# WHAT IS ASKED:
Leave out the pictures and reproduce all of the data exactly.
----
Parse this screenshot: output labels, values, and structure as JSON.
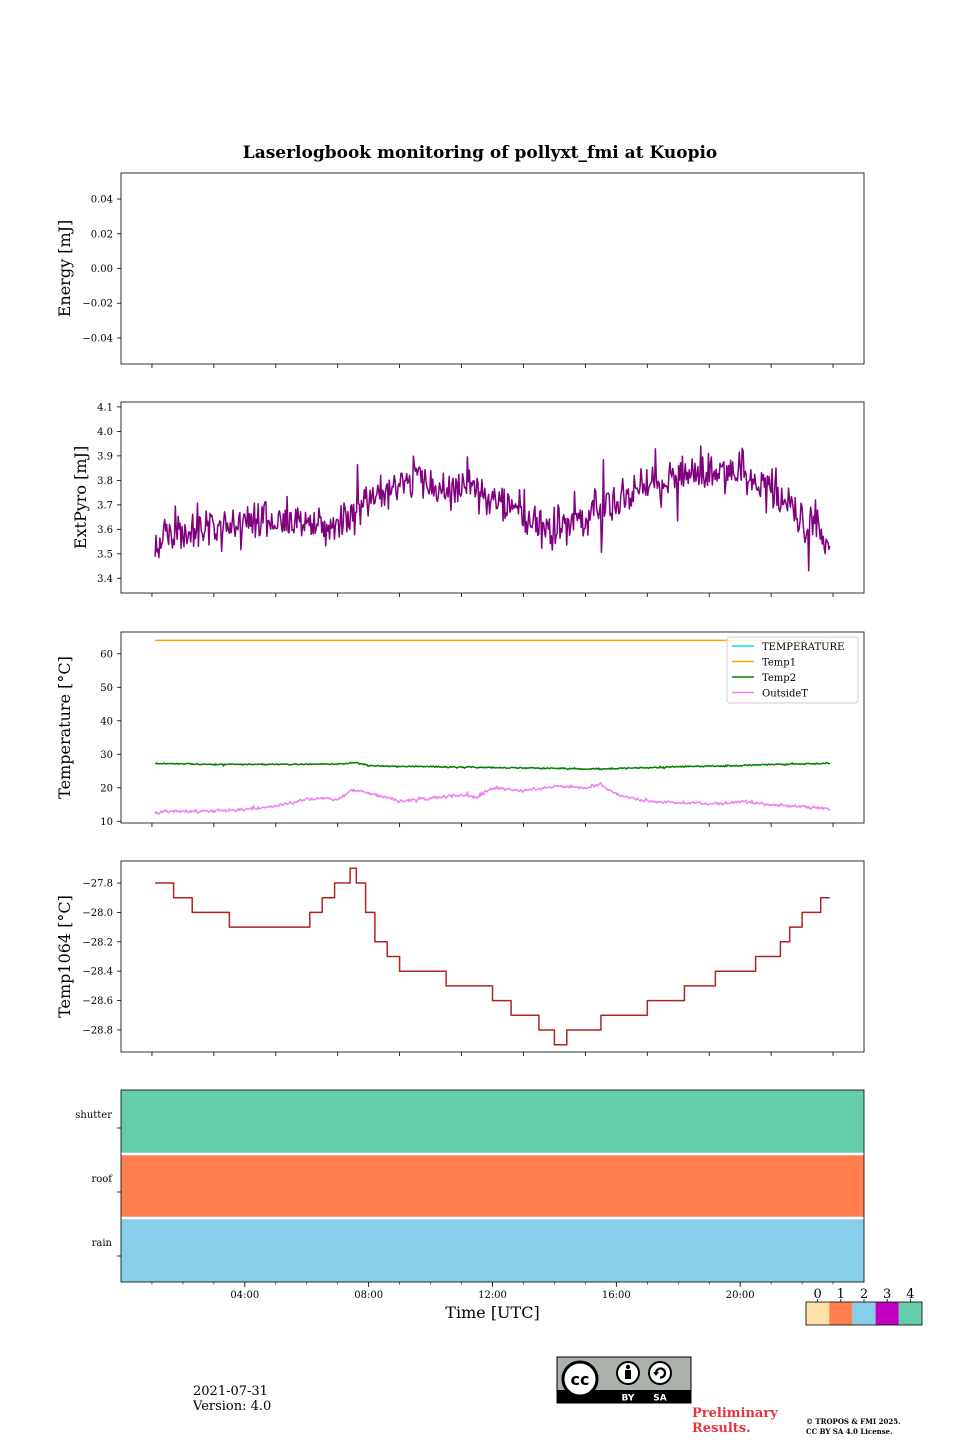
{
  "figure_title": "Laserlogbook monitoring of pollyxt_fmi at Kuopio",
  "footer": {
    "date": "2021-07-31",
    "version": "Version: 4.0",
    "preliminary": "Preliminary Results.",
    "copyright_line1": "© TROPOS & FMI 2025.",
    "copyright_line2": "CC BY SA 4.0 License.",
    "license_badge": {
      "cc": "cc",
      "by": "BY",
      "sa": "SA"
    }
  },
  "colors": {
    "energy": "#000000",
    "extpyro": "#800080",
    "temperature": "#00e5ee",
    "temp1": "#ffa500",
    "temp2": "#008000",
    "outsideT": "#ee82ee",
    "temp1064": "#b22222",
    "status_0": "#fde0a8",
    "status_1": "#ff7f50",
    "status_2": "#87ceeb",
    "status_3": "#c000c0",
    "status_4": "#66cdaa"
  },
  "chart_data": [
    {
      "type": "line",
      "id": "energy",
      "ylabel": "Energy [mJ]",
      "ylim": [
        -0.055,
        0.055
      ],
      "yticks": [
        0.04,
        0.02,
        0.0,
        -0.02,
        -0.04
      ],
      "ytick_labels": [
        "0.04",
        "0.02",
        "0.00",
        "−0.02",
        "−0.04"
      ],
      "series": []
    },
    {
      "type": "line",
      "id": "extpyro",
      "ylabel": "ExtPyro [mJ]",
      "ylim": [
        3.34,
        4.12
      ],
      "yticks": [
        3.4,
        3.5,
        3.6,
        3.7,
        3.8,
        3.9,
        4.0,
        4.1
      ],
      "ytick_labels": [
        "3.4",
        "3.5",
        "3.6",
        "3.7",
        "3.8",
        "3.9",
        "4.0",
        "4.1"
      ],
      "series": [
        {
          "name": "ExtPyro",
          "color": "#800080",
          "x": [
            1.1,
            1.5,
            2,
            3,
            4,
            5,
            6,
            7,
            7.5,
            8,
            8.5,
            9,
            9.5,
            10,
            10.5,
            11,
            11.5,
            12,
            12.5,
            13,
            13.5,
            14,
            14.5,
            15,
            15.5,
            16,
            16.5,
            17,
            17.5,
            18,
            18.5,
            19,
            19.5,
            20,
            20.5,
            21,
            21.5,
            22,
            22.5,
            22.9
          ],
          "y": [
            3.55,
            3.56,
            3.58,
            3.6,
            3.62,
            3.63,
            3.62,
            3.62,
            3.63,
            3.75,
            3.77,
            3.8,
            3.82,
            3.78,
            3.75,
            3.78,
            3.76,
            3.72,
            3.7,
            3.67,
            3.6,
            3.6,
            3.62,
            3.67,
            3.68,
            3.7,
            3.76,
            3.78,
            3.8,
            3.82,
            3.83,
            3.82,
            3.84,
            3.86,
            3.8,
            3.76,
            3.7,
            3.64,
            3.62,
            3.5
          ],
          "noise": 0.06,
          "seed": 11
        }
      ]
    },
    {
      "type": "line",
      "id": "temperature",
      "ylabel": "Temperature [°C]",
      "ylim": [
        9.5,
        66.5
      ],
      "yticks": [
        10,
        20,
        30,
        40,
        50,
        60
      ],
      "ytick_labels": [
        "10",
        "20",
        "30",
        "40",
        "50",
        "60"
      ],
      "legend": {
        "placement": "top-right",
        "entries": [
          "TEMPERATURE",
          "Temp1",
          "Temp2",
          "OutsideT"
        ]
      },
      "series": [
        {
          "name": "TEMPERATURE",
          "color": "#00e5ee",
          "x": [],
          "y": []
        },
        {
          "name": "Temp1",
          "color": "#ffa500",
          "x": [
            1.1,
            22.9
          ],
          "y": [
            64,
            64
          ]
        },
        {
          "name": "Temp2",
          "color": "#008000",
          "x": [
            1.1,
            3,
            5,
            7,
            7.6,
            8,
            9,
            10,
            11,
            12,
            13,
            14,
            15,
            16,
            17,
            18,
            19,
            20,
            21,
            22,
            22.9
          ],
          "y": [
            27.3,
            27.0,
            27.0,
            27.1,
            27.5,
            26.6,
            26.4,
            26.3,
            26.2,
            26.0,
            25.9,
            25.8,
            25.6,
            25.8,
            26.0,
            26.3,
            26.4,
            26.6,
            27.0,
            27.1,
            27.3
          ],
          "noise": 0.15,
          "seed": 5
        },
        {
          "name": "OutsideT",
          "color": "#ee82ee",
          "x": [
            1.1,
            1.5,
            3,
            4,
            5,
            6,
            6.5,
            7,
            7.5,
            8,
            9,
            10,
            11,
            11.5,
            12,
            13,
            14,
            15,
            15.5,
            16,
            17,
            18,
            19,
            20,
            21,
            22,
            22.9
          ],
          "y": [
            12.5,
            13,
            13,
            13.5,
            14.5,
            16.5,
            17,
            16.5,
            19.5,
            18.5,
            16,
            17,
            18,
            17,
            20,
            19,
            20.5,
            20,
            21,
            18,
            16,
            15.5,
            15.2,
            15.8,
            15.0,
            14.5,
            13.8
          ],
          "noise": 0.35,
          "seed": 9
        }
      ]
    },
    {
      "type": "line",
      "id": "temp1064",
      "ylabel": "Temp1064 [°C]",
      "ylim": [
        -28.95,
        -27.65
      ],
      "yticks": [
        -27.8,
        -28.0,
        -28.2,
        -28.4,
        -28.6,
        -28.8
      ],
      "ytick_labels": [
        "−27.8",
        "−28.0",
        "−28.2",
        "−28.4",
        "−28.6",
        "−28.8"
      ],
      "series": [
        {
          "name": "Temp1064",
          "color": "#b22222",
          "steps": [
            [
              1.1,
              -27.8
            ],
            [
              1.5,
              -27.8
            ],
            [
              1.7,
              -27.9
            ],
            [
              2.3,
              -28.0
            ],
            [
              3.2,
              -28.0
            ],
            [
              3.5,
              -28.1
            ],
            [
              4.5,
              -28.1
            ],
            [
              6.1,
              -28.0
            ],
            [
              6.5,
              -27.9
            ],
            [
              6.9,
              -27.8
            ],
            [
              7.4,
              -27.7
            ],
            [
              7.6,
              -27.8
            ],
            [
              7.9,
              -28.0
            ],
            [
              8.2,
              -28.2
            ],
            [
              8.6,
              -28.3
            ],
            [
              9.0,
              -28.4
            ],
            [
              10.5,
              -28.5
            ],
            [
              12.0,
              -28.6
            ],
            [
              12.6,
              -28.7
            ],
            [
              13.5,
              -28.8
            ],
            [
              14.0,
              -28.9
            ],
            [
              14.4,
              -28.8
            ],
            [
              15.5,
              -28.7
            ],
            [
              17.0,
              -28.6
            ],
            [
              18.2,
              -28.5
            ],
            [
              19.2,
              -28.4
            ],
            [
              20.5,
              -28.3
            ],
            [
              21.3,
              -28.2
            ],
            [
              21.6,
              -28.1
            ],
            [
              22.0,
              -28.0
            ],
            [
              22.6,
              -27.9
            ],
            [
              22.9,
              -27.9
            ]
          ]
        }
      ]
    },
    {
      "type": "heatmap",
      "id": "status",
      "rows": [
        "shutter",
        "roof",
        "rain"
      ],
      "row_values": [
        4,
        1,
        2
      ],
      "xlabel": "Time [UTC]",
      "xlim": [
        0,
        24
      ],
      "xticks": [
        4,
        8,
        12,
        16,
        20
      ],
      "xtick_labels": [
        "04:00",
        "08:00",
        "12:00",
        "16:00",
        "20:00"
      ],
      "colorbar": {
        "ticks": [
          "0",
          "1",
          "2",
          "3",
          "4"
        ]
      }
    }
  ]
}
----
# PROBLEM SOLUTION:
Parse this screenshot: output labels, values, and structure as JSON.
{
  "figure_title": "Laserlogbook monitoring of pollyxt_fmi at Kuopio",
  "footer": {
    "date": "2021-07-31",
    "version": "Version: 4.0",
    "preliminary": "Preliminary Results.",
    "copyright_line1": "© TROPOS & FMI 2025.",
    "copyright_line2": "CC BY SA 4.0 License.",
    "license_badge": {
      "cc": "cc",
      "by": "BY",
      "sa": "SA"
    }
  },
  "colors": {
    "energy": "#000000",
    "extpyro": "#800080",
    "temperature": "#00e5ee",
    "temp1": "#ffa500",
    "temp2": "#008000",
    "outsideT": "#ee82ee",
    "temp1064": "#b22222",
    "status_0": "#fde0a8",
    "status_1": "#ff7f50",
    "status_2": "#87ceeb",
    "status_3": "#c000c0",
    "status_4": "#66cdaa"
  },
  "chart_data": [
    {
      "type": "line",
      "id": "energy",
      "ylabel": "Energy [mJ]",
      "ylim": [
        -0.055,
        0.055
      ],
      "yticks": [
        0.04,
        0.02,
        0.0,
        -0.02,
        -0.04
      ],
      "ytick_labels": [
        "0.04",
        "0.02",
        "0.00",
        "−0.02",
        "−0.04"
      ],
      "series": []
    },
    {
      "type": "line",
      "id": "extpyro",
      "ylabel": "ExtPyro [mJ]",
      "ylim": [
        3.34,
        4.12
      ],
      "yticks": [
        3.4,
        3.5,
        3.6,
        3.7,
        3.8,
        3.9,
        4.0,
        4.1
      ],
      "ytick_labels": [
        "3.4",
        "3.5",
        "3.6",
        "3.7",
        "3.8",
        "3.9",
        "4.0",
        "4.1"
      ],
      "series": [
        {
          "name": "ExtPyro",
          "color": "#800080",
          "x": [
            1.1,
            1.5,
            2,
            3,
            4,
            5,
            6,
            7,
            7.5,
            8,
            8.5,
            9,
            9.5,
            10,
            10.5,
            11,
            11.5,
            12,
            12.5,
            13,
            13.5,
            14,
            14.5,
            15,
            15.5,
            16,
            16.5,
            17,
            17.5,
            18,
            18.5,
            19,
            19.5,
            20,
            20.5,
            21,
            21.5,
            22,
            22.5,
            22.9
          ],
          "y": [
            3.55,
            3.56,
            3.58,
            3.6,
            3.62,
            3.63,
            3.62,
            3.62,
            3.63,
            3.75,
            3.77,
            3.8,
            3.82,
            3.78,
            3.75,
            3.78,
            3.76,
            3.72,
            3.7,
            3.67,
            3.6,
            3.6,
            3.62,
            3.67,
            3.68,
            3.7,
            3.76,
            3.78,
            3.8,
            3.82,
            3.83,
            3.82,
            3.84,
            3.86,
            3.8,
            3.76,
            3.7,
            3.64,
            3.62,
            3.5
          ],
          "noise": 0.06,
          "seed": 11
        }
      ]
    },
    {
      "type": "line",
      "id": "temperature",
      "ylabel": "Temperature [°C]",
      "ylim": [
        9.5,
        66.5
      ],
      "yticks": [
        10,
        20,
        30,
        40,
        50,
        60
      ],
      "ytick_labels": [
        "10",
        "20",
        "30",
        "40",
        "50",
        "60"
      ],
      "legend": {
        "placement": "top-right",
        "entries": [
          "TEMPERATURE",
          "Temp1",
          "Temp2",
          "OutsideT"
        ]
      },
      "series": [
        {
          "name": "TEMPERATURE",
          "color": "#00e5ee",
          "x": [],
          "y": []
        },
        {
          "name": "Temp1",
          "color": "#ffa500",
          "x": [
            1.1,
            22.9
          ],
          "y": [
            64,
            64
          ]
        },
        {
          "name": "Temp2",
          "color": "#008000",
          "x": [
            1.1,
            3,
            5,
            7,
            7.6,
            8,
            9,
            10,
            11,
            12,
            13,
            14,
            15,
            16,
            17,
            18,
            19,
            20,
            21,
            22,
            22.9
          ],
          "y": [
            27.3,
            27.0,
            27.0,
            27.1,
            27.5,
            26.6,
            26.4,
            26.3,
            26.2,
            26.0,
            25.9,
            25.8,
            25.6,
            25.8,
            26.0,
            26.3,
            26.4,
            26.6,
            27.0,
            27.1,
            27.3
          ],
          "noise": 0.15,
          "seed": 5
        },
        {
          "name": "OutsideT",
          "color": "#ee82ee",
          "x": [
            1.1,
            1.5,
            3,
            4,
            5,
            6,
            6.5,
            7,
            7.5,
            8,
            9,
            10,
            11,
            11.5,
            12,
            13,
            14,
            15,
            15.5,
            16,
            17,
            18,
            19,
            20,
            21,
            22,
            22.9
          ],
          "y": [
            12.5,
            13,
            13,
            13.5,
            14.5,
            16.5,
            17,
            16.5,
            19.5,
            18.5,
            16,
            17,
            18,
            17,
            20,
            19,
            20.5,
            20,
            21,
            18,
            16,
            15.5,
            15.2,
            15.8,
            15.0,
            14.5,
            13.8
          ],
          "noise": 0.35,
          "seed": 9
        }
      ]
    },
    {
      "type": "line",
      "id": "temp1064",
      "ylabel": "Temp1064 [°C]",
      "ylim": [
        -28.95,
        -27.65
      ],
      "yticks": [
        -27.8,
        -28.0,
        -28.2,
        -28.4,
        -28.6,
        -28.8
      ],
      "ytick_labels": [
        "−27.8",
        "−28.0",
        "−28.2",
        "−28.4",
        "−28.6",
        "−28.8"
      ],
      "series": [
        {
          "name": "Temp1064",
          "color": "#b22222",
          "steps": [
            [
              1.1,
              -27.8
            ],
            [
              1.5,
              -27.8
            ],
            [
              1.7,
              -27.9
            ],
            [
              2.3,
              -28.0
            ],
            [
              3.2,
              -28.0
            ],
            [
              3.5,
              -28.1
            ],
            [
              4.5,
              -28.1
            ],
            [
              6.1,
              -28.0
            ],
            [
              6.5,
              -27.9
            ],
            [
              6.9,
              -27.8
            ],
            [
              7.4,
              -27.7
            ],
            [
              7.6,
              -27.8
            ],
            [
              7.9,
              -28.0
            ],
            [
              8.2,
              -28.2
            ],
            [
              8.6,
              -28.3
            ],
            [
              9.0,
              -28.4
            ],
            [
              10.5,
              -28.5
            ],
            [
              12.0,
              -28.6
            ],
            [
              12.6,
              -28.7
            ],
            [
              13.5,
              -28.8
            ],
            [
              14.0,
              -28.9
            ],
            [
              14.4,
              -28.8
            ],
            [
              15.5,
              -28.7
            ],
            [
              17.0,
              -28.6
            ],
            [
              18.2,
              -28.5
            ],
            [
              19.2,
              -28.4
            ],
            [
              20.5,
              -28.3
            ],
            [
              21.3,
              -28.2
            ],
            [
              21.6,
              -28.1
            ],
            [
              22.0,
              -28.0
            ],
            [
              22.6,
              -27.9
            ],
            [
              22.9,
              -27.9
            ]
          ]
        }
      ]
    },
    {
      "type": "heatmap",
      "id": "status",
      "rows": [
        "shutter",
        "roof",
        "rain"
      ],
      "row_values": [
        4,
        1,
        2
      ],
      "xlabel": "Time [UTC]",
      "xlim": [
        0,
        24
      ],
      "xticks": [
        4,
        8,
        12,
        16,
        20
      ],
      "xtick_labels": [
        "04:00",
        "08:00",
        "12:00",
        "16:00",
        "20:00"
      ],
      "colorbar": {
        "ticks": [
          "0",
          "1",
          "2",
          "3",
          "4"
        ]
      }
    }
  ]
}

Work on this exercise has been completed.